*THE EXERCISE*
Copy out every line in the entries below that includes "text".

Entries taken from a collection
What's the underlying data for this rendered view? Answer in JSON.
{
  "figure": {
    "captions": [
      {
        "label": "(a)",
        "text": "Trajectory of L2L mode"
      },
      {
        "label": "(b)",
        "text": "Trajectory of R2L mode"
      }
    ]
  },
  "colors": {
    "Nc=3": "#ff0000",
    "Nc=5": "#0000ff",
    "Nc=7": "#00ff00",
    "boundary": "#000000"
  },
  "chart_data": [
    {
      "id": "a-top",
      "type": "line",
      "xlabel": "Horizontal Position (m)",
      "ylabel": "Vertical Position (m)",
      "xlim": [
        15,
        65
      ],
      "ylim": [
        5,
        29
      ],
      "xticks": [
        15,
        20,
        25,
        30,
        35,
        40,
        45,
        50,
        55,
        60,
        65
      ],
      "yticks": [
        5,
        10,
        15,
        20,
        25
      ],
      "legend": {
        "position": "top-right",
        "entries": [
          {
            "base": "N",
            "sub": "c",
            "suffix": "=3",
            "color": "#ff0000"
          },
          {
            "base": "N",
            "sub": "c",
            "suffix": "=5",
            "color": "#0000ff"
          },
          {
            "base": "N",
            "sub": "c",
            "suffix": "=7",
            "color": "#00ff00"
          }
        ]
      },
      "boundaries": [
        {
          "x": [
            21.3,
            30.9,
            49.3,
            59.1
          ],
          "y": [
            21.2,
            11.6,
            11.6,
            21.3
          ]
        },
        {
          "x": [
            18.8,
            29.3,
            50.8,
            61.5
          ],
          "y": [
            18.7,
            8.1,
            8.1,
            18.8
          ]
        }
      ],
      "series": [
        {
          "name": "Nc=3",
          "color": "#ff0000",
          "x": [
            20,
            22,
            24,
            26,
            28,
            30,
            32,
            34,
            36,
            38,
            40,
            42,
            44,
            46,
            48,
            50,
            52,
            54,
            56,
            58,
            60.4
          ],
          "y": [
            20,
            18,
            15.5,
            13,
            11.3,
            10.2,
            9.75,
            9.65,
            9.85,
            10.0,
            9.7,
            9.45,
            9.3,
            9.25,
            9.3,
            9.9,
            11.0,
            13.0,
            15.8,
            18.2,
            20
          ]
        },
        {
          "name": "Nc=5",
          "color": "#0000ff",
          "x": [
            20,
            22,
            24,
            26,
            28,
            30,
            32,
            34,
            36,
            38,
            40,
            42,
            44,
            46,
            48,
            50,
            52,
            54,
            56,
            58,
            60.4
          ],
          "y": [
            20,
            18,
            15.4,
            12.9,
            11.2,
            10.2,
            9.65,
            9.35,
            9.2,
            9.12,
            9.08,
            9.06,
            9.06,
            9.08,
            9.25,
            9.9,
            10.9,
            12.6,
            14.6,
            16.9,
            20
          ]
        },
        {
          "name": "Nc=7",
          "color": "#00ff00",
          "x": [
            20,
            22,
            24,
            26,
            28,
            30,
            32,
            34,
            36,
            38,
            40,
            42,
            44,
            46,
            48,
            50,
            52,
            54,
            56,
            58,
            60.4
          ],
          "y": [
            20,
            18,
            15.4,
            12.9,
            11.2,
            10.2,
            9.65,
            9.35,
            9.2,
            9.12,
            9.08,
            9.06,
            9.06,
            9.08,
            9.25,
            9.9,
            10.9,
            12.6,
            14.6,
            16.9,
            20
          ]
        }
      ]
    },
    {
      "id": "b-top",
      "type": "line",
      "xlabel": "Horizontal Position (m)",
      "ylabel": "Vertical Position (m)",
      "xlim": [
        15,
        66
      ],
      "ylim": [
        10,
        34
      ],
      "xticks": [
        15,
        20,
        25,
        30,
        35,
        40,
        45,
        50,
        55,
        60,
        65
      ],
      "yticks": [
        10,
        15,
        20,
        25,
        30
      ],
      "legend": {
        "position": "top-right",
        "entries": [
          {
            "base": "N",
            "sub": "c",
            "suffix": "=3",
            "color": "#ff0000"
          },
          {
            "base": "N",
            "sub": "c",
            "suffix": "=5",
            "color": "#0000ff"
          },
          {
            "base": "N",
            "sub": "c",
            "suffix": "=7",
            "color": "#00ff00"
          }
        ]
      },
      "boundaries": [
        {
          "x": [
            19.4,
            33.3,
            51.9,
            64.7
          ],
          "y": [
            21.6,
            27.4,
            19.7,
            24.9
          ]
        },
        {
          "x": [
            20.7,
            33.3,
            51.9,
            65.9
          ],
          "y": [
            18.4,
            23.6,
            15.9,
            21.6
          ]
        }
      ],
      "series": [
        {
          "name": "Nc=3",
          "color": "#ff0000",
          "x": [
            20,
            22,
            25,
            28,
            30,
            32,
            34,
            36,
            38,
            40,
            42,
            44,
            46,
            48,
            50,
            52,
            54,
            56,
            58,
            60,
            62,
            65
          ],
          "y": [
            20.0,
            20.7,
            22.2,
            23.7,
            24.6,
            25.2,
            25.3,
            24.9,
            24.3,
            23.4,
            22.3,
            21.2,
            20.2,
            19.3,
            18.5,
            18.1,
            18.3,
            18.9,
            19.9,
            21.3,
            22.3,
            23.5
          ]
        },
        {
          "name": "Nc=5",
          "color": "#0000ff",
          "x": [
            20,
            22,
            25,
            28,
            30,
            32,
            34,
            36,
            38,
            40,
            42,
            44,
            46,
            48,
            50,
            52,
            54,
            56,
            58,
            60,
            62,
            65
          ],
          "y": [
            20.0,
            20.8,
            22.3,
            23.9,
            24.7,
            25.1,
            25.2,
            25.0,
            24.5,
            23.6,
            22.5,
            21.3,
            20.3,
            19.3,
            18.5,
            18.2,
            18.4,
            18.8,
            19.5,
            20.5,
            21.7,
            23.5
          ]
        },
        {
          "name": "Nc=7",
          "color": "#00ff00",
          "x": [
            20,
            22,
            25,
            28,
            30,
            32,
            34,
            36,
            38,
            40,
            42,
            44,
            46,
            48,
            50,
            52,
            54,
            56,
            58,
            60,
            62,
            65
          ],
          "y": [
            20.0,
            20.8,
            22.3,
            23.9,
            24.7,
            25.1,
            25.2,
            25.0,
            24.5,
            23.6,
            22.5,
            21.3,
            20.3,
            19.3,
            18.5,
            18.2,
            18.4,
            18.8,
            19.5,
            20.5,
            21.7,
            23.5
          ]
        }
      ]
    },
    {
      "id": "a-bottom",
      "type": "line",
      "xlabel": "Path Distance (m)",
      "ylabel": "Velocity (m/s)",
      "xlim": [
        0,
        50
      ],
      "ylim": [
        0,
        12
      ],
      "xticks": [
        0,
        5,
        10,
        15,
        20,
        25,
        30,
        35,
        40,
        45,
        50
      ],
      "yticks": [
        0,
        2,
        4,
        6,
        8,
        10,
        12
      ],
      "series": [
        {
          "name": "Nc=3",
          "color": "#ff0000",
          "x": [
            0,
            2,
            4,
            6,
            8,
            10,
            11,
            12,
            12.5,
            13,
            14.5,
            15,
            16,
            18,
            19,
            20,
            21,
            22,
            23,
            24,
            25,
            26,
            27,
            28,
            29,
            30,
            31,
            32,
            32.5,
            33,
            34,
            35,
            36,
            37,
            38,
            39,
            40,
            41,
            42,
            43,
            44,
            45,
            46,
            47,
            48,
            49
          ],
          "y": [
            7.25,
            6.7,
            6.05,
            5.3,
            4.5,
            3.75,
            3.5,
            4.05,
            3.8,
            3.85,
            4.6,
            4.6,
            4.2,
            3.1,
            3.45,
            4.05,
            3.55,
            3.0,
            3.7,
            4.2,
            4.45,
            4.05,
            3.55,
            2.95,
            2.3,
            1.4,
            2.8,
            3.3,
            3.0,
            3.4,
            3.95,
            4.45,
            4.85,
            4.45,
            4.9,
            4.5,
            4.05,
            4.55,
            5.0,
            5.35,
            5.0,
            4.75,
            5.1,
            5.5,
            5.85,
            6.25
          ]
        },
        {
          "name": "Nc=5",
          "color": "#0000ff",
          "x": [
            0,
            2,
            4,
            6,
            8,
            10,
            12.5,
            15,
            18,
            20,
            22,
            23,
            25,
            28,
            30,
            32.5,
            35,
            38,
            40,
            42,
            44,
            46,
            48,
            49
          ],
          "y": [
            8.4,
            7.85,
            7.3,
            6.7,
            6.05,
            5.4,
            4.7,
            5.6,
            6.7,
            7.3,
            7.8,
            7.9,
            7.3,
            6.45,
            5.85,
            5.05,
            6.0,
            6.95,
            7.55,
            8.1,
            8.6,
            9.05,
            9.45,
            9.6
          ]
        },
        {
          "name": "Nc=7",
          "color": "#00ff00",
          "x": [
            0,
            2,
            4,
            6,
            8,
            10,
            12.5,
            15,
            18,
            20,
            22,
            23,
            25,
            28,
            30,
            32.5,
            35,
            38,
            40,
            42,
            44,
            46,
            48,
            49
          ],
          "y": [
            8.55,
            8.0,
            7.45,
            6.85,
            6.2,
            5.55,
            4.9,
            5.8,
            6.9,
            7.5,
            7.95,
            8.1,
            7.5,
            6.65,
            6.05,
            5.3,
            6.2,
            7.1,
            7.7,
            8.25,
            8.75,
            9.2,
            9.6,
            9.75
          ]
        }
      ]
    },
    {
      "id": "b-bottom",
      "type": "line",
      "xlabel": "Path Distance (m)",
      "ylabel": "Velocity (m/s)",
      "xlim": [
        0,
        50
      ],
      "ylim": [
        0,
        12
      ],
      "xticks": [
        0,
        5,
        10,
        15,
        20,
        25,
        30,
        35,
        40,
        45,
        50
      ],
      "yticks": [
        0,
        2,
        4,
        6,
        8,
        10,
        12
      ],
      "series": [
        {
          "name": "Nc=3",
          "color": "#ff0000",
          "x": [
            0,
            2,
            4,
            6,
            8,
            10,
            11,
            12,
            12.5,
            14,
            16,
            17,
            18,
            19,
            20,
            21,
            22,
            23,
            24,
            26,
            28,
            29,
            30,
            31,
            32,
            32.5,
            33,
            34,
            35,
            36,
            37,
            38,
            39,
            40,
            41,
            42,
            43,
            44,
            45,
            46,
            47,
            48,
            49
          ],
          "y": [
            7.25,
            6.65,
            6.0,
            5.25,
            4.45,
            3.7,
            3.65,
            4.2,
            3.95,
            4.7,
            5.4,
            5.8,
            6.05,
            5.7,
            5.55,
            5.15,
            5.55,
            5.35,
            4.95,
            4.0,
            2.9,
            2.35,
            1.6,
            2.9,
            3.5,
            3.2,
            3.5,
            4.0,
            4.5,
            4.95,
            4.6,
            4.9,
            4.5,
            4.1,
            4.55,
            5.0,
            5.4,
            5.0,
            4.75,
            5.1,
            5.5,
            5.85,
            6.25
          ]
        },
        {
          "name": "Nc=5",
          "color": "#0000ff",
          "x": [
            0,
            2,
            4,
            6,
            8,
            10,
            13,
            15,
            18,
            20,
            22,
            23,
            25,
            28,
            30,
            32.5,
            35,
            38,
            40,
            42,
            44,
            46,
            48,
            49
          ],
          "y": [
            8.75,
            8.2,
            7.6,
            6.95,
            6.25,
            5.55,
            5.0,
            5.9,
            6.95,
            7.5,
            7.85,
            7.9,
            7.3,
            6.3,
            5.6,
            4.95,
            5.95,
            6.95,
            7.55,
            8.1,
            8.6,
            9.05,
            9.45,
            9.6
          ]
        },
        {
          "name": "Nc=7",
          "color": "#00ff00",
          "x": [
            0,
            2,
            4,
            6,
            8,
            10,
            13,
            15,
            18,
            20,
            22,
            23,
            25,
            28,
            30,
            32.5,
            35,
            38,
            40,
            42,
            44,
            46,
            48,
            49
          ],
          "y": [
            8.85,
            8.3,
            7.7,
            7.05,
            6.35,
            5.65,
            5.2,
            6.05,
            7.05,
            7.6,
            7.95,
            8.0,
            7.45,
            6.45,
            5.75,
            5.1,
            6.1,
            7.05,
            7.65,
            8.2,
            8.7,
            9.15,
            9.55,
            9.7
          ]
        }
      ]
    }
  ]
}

*RESULT*
        "text": "Trajectory of L2L mode"
        "text": "Trajectory of R2L mode"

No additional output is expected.